## Task directions
Repeat verbatim the lines of the data below, beginning with the line containing "OCR this image." and continuing to the end.

--

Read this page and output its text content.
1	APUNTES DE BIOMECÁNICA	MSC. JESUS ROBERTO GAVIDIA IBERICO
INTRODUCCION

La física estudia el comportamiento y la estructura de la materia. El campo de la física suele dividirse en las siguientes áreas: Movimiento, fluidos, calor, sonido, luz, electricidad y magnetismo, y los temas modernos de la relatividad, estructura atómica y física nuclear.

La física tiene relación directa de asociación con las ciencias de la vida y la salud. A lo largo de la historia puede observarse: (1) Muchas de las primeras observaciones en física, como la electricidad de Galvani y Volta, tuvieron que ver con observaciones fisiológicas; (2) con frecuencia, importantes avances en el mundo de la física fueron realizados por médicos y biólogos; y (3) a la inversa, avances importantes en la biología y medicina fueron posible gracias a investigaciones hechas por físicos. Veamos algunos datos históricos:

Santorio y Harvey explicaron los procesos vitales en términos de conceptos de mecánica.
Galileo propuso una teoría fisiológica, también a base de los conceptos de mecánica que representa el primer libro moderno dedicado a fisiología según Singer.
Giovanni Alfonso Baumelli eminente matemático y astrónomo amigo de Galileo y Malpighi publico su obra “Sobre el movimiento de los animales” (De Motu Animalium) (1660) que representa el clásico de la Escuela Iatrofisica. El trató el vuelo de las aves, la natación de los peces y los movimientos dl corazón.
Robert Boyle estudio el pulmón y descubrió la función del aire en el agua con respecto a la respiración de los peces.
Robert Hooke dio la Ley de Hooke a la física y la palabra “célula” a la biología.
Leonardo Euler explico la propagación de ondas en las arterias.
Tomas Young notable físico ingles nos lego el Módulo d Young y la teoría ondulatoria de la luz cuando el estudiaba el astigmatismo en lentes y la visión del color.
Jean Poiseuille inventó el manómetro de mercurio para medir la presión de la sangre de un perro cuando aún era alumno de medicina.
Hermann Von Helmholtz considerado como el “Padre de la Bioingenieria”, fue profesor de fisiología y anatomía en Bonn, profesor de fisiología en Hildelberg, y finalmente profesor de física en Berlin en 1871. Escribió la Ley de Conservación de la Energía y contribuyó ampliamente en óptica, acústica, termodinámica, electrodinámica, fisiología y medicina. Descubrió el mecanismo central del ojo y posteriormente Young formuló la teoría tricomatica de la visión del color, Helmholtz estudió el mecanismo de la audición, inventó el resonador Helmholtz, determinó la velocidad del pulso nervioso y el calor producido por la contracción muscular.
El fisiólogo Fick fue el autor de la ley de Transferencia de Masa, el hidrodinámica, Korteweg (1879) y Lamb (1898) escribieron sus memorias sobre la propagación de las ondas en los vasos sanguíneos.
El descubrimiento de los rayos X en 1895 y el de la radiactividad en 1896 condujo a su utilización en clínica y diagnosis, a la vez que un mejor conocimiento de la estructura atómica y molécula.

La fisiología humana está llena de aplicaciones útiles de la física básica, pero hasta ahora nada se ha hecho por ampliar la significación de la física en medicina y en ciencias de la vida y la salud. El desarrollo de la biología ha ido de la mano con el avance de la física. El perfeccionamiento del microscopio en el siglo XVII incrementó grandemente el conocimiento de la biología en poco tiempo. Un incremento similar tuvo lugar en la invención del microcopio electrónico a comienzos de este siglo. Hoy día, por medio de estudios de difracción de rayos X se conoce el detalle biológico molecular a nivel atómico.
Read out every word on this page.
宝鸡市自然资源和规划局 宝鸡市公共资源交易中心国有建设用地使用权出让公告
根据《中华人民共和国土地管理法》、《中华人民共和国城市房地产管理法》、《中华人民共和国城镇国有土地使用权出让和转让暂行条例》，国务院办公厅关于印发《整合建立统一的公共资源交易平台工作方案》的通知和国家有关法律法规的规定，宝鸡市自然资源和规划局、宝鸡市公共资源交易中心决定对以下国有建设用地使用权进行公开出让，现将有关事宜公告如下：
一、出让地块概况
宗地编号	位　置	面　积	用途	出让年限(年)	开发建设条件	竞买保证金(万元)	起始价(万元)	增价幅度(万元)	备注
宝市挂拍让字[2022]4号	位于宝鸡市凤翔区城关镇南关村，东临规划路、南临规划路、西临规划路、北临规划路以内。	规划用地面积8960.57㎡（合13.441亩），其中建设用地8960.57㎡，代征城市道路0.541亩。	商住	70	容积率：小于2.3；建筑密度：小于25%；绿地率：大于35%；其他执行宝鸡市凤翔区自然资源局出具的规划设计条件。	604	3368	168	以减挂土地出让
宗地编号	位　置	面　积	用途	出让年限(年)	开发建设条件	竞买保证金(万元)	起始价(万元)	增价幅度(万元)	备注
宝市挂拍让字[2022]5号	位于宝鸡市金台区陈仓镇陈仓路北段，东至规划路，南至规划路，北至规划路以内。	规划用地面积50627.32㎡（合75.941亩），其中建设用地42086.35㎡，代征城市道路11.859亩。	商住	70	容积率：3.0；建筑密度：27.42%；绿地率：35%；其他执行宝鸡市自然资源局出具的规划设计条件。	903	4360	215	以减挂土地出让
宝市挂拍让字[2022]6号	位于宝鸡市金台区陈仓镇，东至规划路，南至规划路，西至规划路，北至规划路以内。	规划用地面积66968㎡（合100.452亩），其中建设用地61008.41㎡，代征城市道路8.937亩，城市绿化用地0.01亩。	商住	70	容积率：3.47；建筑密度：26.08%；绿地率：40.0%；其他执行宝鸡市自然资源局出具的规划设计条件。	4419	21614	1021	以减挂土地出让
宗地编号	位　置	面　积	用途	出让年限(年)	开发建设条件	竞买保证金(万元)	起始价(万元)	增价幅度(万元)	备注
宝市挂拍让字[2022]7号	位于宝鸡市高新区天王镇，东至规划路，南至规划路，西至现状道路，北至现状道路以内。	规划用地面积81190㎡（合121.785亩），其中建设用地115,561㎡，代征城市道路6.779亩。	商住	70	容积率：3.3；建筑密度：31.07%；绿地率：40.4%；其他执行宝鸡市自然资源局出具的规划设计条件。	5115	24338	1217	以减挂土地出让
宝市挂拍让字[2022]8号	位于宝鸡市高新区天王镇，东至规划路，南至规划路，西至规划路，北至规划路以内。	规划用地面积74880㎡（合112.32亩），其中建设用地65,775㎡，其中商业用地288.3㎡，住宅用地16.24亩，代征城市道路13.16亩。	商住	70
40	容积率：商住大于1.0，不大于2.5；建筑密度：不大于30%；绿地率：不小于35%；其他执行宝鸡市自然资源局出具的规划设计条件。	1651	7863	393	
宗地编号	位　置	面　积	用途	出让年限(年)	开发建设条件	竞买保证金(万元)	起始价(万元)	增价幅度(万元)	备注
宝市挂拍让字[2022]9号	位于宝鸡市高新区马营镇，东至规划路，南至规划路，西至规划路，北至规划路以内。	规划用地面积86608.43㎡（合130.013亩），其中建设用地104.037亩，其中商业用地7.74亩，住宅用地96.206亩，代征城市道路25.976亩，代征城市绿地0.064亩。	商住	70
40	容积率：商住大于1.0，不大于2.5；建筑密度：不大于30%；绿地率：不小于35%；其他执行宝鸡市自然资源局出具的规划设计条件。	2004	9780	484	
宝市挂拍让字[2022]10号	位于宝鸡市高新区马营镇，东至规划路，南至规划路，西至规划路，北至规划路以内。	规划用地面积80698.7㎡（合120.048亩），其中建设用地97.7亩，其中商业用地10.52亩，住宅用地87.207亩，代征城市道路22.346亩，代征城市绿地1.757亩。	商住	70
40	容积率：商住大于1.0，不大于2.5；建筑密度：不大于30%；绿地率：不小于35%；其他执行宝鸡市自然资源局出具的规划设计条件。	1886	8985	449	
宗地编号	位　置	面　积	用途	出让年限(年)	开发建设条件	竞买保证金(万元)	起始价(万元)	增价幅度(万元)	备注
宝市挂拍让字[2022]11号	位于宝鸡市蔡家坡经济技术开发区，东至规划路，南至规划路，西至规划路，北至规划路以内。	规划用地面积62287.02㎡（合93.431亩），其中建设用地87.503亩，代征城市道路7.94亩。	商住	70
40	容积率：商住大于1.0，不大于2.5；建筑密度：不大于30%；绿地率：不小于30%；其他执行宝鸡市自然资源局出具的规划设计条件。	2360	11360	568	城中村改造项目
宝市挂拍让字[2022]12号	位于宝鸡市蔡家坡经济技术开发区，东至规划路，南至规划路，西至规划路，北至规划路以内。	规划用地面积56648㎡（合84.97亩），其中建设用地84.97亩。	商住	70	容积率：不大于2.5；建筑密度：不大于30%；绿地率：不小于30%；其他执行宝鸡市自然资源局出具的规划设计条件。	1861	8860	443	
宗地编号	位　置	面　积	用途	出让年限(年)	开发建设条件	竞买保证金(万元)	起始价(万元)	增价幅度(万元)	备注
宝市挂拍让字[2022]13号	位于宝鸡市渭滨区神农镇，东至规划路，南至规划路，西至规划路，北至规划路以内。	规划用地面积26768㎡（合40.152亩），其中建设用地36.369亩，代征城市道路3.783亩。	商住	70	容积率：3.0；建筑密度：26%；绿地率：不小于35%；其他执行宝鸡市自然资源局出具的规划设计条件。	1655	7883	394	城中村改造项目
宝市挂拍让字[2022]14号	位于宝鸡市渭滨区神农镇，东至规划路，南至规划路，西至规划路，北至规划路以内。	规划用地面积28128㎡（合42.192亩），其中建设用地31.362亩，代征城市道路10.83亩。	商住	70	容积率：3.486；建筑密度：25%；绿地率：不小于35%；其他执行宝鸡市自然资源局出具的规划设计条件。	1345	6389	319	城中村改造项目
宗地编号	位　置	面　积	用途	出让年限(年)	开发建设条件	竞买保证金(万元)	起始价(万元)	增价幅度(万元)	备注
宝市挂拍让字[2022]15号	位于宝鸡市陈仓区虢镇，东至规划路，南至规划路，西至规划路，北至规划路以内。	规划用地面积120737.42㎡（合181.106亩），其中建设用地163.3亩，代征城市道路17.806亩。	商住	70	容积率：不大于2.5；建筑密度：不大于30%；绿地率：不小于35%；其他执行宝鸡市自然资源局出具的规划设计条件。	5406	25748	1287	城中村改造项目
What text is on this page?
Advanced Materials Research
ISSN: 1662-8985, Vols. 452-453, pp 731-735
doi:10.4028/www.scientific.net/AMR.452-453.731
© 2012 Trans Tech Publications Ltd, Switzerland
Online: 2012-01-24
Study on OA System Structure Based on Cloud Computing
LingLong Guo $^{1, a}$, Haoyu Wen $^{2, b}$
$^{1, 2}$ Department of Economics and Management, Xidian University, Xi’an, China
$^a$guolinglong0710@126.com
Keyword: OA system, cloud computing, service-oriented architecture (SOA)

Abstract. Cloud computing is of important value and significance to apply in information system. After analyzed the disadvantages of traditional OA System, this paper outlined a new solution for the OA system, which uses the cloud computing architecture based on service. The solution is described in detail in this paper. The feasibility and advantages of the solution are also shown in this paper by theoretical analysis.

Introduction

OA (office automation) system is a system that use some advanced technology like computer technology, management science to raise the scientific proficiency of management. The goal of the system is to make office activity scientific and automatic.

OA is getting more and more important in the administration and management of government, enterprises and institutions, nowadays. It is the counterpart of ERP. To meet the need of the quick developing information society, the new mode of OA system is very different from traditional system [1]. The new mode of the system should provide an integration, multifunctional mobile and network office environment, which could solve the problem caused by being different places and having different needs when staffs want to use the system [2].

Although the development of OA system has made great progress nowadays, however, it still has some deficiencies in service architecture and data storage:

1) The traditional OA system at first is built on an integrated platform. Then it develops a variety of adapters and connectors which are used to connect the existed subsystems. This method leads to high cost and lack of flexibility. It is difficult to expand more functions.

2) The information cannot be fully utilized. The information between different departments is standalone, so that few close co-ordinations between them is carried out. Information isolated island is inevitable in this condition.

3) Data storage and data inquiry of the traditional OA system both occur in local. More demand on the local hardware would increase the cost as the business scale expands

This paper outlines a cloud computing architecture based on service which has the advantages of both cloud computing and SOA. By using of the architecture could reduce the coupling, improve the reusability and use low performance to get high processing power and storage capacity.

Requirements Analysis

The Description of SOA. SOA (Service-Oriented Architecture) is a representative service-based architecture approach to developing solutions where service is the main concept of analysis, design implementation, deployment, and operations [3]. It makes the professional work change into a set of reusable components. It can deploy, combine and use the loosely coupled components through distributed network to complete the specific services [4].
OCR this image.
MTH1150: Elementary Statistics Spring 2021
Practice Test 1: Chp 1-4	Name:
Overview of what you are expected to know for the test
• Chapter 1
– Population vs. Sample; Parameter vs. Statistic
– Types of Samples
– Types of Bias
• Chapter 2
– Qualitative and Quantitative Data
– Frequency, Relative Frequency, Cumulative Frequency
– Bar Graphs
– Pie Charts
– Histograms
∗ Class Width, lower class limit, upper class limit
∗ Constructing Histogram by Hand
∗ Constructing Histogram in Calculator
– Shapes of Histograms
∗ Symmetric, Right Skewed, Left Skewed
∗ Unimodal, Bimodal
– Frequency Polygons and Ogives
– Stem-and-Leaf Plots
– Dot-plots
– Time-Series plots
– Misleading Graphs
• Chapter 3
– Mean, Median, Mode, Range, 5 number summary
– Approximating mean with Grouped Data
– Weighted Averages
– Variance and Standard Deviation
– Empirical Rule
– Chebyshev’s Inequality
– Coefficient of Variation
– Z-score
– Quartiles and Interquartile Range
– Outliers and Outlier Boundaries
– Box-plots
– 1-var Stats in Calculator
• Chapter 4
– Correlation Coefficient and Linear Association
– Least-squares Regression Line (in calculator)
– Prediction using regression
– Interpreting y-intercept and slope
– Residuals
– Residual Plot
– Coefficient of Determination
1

--

## Finished answer
OCR this image.
MTH1150: Elementary Statistics Spring 2021
Practice Test 1: Chp 1-4	Name:
Overview of what you are expected to know for the test
• Chapter 1
– Population vs. Sample; Parameter vs. Statistic
– Types of Samples
– Types of Bias
• Chapter 2
– Qualitative and Quantitative Data
– Frequency, Relative Frequency, Cumulative Frequency
– Bar Graphs
– Pie Charts
– Histograms
∗ Class Width, lower class limit, upper class limit
∗ Constructing Histogram by Hand
∗ Constructing Histogram in Calculator
– Shapes of Histograms
∗ Symmetric, Right Skewed, Left Skewed
∗ Unimodal, Bimodal
– Frequency Polygons and Ogives
– Stem-and-Leaf Plots
– Dot-plots
– Time-Series plots
– Misleading Graphs
• Chapter 3
– Mean, Median, Mode, Range, 5 number summary
– Approximating mean with Grouped Data
– Weighted Averages
– Variance and Standard Deviation
– Empirical Rule
– Chebyshev’s Inequality
– Coefficient of Variation
– Z-score
– Quartiles and Interquartile Range
– Outliers and Outlier Boundaries
– Box-plots
– 1-var Stats in Calculator
• Chapter 4
– Correlation Coefficient and Linear Association
– Least-squares Regression Line (in calculator)
– Prediction using regression
– Interpreting y-intercept and slope
– Residuals
– Residual Plot
– Coefficient of Determination
1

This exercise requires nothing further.